> Task material

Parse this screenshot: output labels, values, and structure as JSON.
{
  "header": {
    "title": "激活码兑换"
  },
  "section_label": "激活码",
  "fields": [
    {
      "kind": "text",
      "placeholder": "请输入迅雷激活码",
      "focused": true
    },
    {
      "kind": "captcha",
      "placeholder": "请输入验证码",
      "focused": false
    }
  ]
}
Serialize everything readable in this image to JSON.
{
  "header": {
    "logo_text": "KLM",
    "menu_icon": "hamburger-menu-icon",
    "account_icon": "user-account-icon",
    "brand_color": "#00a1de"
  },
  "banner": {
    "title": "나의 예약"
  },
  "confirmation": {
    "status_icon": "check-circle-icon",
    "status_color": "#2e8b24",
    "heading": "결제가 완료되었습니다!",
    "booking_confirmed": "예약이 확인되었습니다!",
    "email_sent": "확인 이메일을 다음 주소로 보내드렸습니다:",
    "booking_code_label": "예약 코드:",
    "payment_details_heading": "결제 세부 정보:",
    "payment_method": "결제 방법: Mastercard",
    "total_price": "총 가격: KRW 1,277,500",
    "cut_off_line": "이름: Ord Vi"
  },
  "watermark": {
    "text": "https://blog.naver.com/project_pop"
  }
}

...

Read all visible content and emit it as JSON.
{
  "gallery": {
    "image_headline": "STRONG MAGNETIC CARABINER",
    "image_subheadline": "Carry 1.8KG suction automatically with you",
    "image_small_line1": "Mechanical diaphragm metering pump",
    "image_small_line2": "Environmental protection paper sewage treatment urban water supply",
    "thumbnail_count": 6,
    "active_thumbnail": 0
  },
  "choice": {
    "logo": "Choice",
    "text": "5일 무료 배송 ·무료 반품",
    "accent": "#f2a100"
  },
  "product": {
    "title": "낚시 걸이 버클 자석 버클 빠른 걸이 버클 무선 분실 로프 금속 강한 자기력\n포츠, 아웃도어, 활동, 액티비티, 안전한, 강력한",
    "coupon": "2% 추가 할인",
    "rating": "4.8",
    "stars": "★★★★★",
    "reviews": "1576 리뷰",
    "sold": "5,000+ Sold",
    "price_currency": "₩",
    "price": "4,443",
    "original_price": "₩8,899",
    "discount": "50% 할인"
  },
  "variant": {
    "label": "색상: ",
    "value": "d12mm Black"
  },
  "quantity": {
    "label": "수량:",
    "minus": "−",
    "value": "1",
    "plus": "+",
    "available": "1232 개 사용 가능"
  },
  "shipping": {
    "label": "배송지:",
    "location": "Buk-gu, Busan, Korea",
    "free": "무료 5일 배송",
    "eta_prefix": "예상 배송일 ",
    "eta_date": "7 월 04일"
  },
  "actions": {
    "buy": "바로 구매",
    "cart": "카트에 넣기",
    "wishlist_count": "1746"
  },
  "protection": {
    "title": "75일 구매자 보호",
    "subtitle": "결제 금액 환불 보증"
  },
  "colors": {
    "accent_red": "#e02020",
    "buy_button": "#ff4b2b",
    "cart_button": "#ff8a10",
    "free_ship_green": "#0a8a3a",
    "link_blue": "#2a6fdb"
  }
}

> Your goal
From the data above, work out how many lines hold "protection". Answer with the number alone.

> Output below
2